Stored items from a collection
________________________________________

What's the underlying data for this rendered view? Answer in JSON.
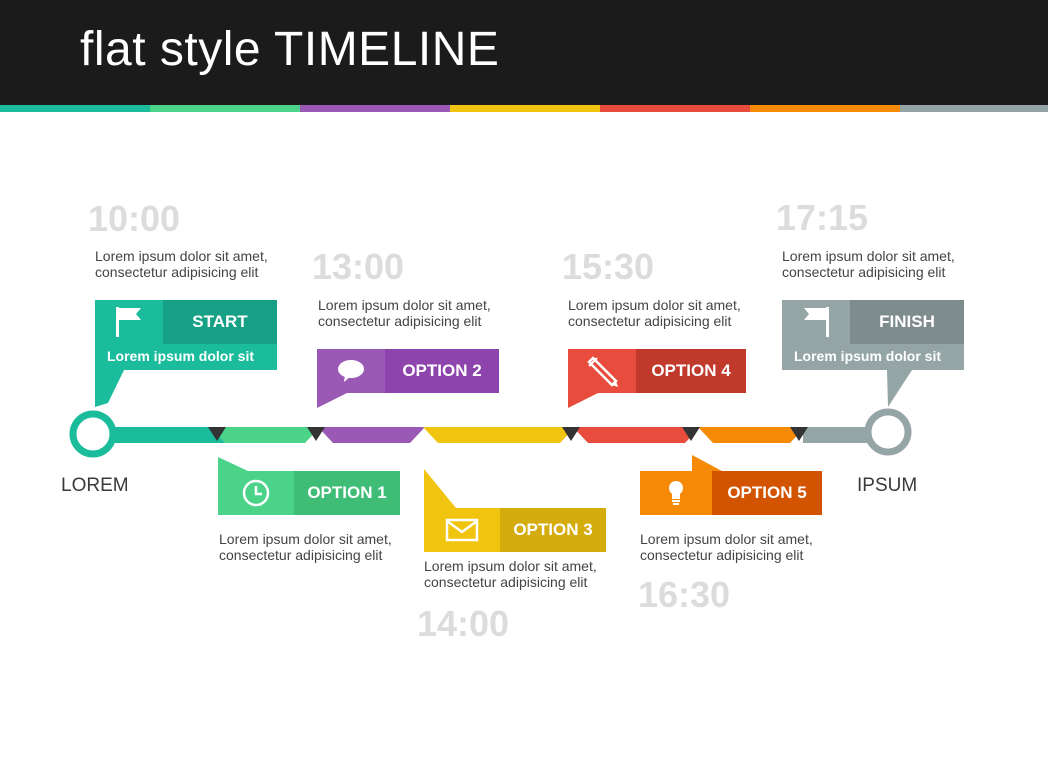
{
  "header": {
    "title": "flat style TIMELINE"
  },
  "colors": {
    "teal": "#1abc9c",
    "teal_dark": "#16a085",
    "green": "#4cd38a",
    "green_dark": "#3fbd77",
    "purple": "#9b59b6",
    "purple_dark": "#8e44ad",
    "yellow": "#f1c40f",
    "yellow_dark": "#d4ac0d",
    "red": "#e74c3c",
    "red_dark": "#c0392b",
    "orange": "#f58a07",
    "orange_dark": "#d35400",
    "gray": "#95a5a6",
    "gray_dark": "#7f8c8d",
    "header_bg": "#1b1b1b",
    "time_text": "#dcdcdc"
  },
  "timeline": {
    "start_label": "LOREM",
    "end_label": "IPSUM"
  },
  "events": [
    {
      "id": "start",
      "label": "START",
      "time": "10:00",
      "icon": "flag-icon",
      "desc1": "Lorem ipsum dolor sit amet,",
      "desc2": "consectetur adipisicing elit",
      "sub": "Lorem ipsum dolor sit"
    },
    {
      "id": "option1",
      "label": "OPTION 1",
      "time": "",
      "icon": "clock-icon",
      "desc1": "Lorem ipsum dolor sit amet,",
      "desc2": "consectetur adipisicing elit"
    },
    {
      "id": "option2",
      "label": "OPTION 2",
      "time": "13:00",
      "icon": "speech-bubble-icon",
      "desc1": "Lorem ipsum dolor sit amet,",
      "desc2": "consectetur adipisicing elit"
    },
    {
      "id": "option3",
      "label": "OPTION 3",
      "time": "14:00",
      "icon": "envelope-icon",
      "desc1": "Lorem ipsum dolor sit amet,",
      "desc2": "consectetur adipisicing elit"
    },
    {
      "id": "option4",
      "label": "OPTION 4",
      "time": "15:30",
      "icon": "pencil-icon",
      "desc1": "Lorem ipsum dolor sit amet,",
      "desc2": "consectetur adipisicing elit"
    },
    {
      "id": "option5",
      "label": "OPTION 5",
      "time": "16:30",
      "icon": "lightbulb-icon",
      "desc1": "Lorem ipsum dolor sit amet,",
      "desc2": "consectetur adipisicing elit"
    },
    {
      "id": "finish",
      "label": "FINISH",
      "time": "17:15",
      "icon": "flag-icon",
      "desc1": "Lorem ipsum dolor sit amet,",
      "desc2": "consectetur adipisicing elit",
      "sub": "Lorem ipsum dolor sit"
    }
  ]
}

________________________________________

| Exercise brief |
Every entry above is to be set down exactly; the pictures are to be left out.

| Correct answer |
What's the underlying data for this rendered view? Answer in JSON.
{
  "header": {
    "title": "flat style TIMELINE"
  },
  "colors": {
    "teal": "#1abc9c",
    "teal_dark": "#16a085",
    "green": "#4cd38a",
    "green_dark": "#3fbd77",
    "purple": "#9b59b6",
    "purple_dark": "#8e44ad",
    "yellow": "#f1c40f",
    "yellow_dark": "#d4ac0d",
    "red": "#e74c3c",
    "red_dark": "#c0392b",
    "orange": "#f58a07",
    "orange_dark": "#d35400",
    "gray": "#95a5a6",
    "gray_dark": "#7f8c8d",
    "header_bg": "#1b1b1b",
    "time_text": "#dcdcdc"
  },
  "timeline": {
    "start_label": "LOREM",
    "end_label": "IPSUM"
  },
  "events": [
    {
      "id": "start",
      "label": "START",
      "time": "10:00",
      "icon": "flag-icon",
      "desc1": "Lorem ipsum dolor sit amet,",
      "desc2": "consectetur adipisicing elit",
      "sub": "Lorem ipsum dolor sit"
    },
    {
      "id": "option1",
      "label": "OPTION 1",
      "time": "",
      "icon": "clock-icon",
      "desc1": "Lorem ipsum dolor sit amet,",
      "desc2": "consectetur adipisicing elit"
    },
    {
      "id": "option2",
      "label": "OPTION 2",
      "time": "13:00",
      "icon": "speech-bubble-icon",
      "desc1": "Lorem ipsum dolor sit amet,",
      "desc2": "consectetur adipisicing elit"
    },
    {
      "id": "option3",
      "label": "OPTION 3",
      "time": "14:00",
      "icon": "envelope-icon",
      "desc1": "Lorem ipsum dolor sit amet,",
      "desc2": "consectetur adipisicing elit"
    },
    {
      "id": "option4",
      "label": "OPTION 4",
      "time": "15:30",
      "icon": "pencil-icon",
      "desc1": "Lorem ipsum dolor sit amet,",
      "desc2": "consectetur adipisicing elit"
    },
    {
      "id": "option5",
      "label": "OPTION 5",
      "time": "16:30",
      "icon": "lightbulb-icon",
      "desc1": "Lorem ipsum dolor sit amet,",
      "desc2": "consectetur adipisicing elit"
    },
    {
      "id": "finish",
      "label": "FINISH",
      "time": "17:15",
      "icon": "flag-icon",
      "desc1": "Lorem ipsum dolor sit amet,",
      "desc2": "consectetur adipisicing elit",
      "sub": "Lorem ipsum dolor sit"
    }
  ]
}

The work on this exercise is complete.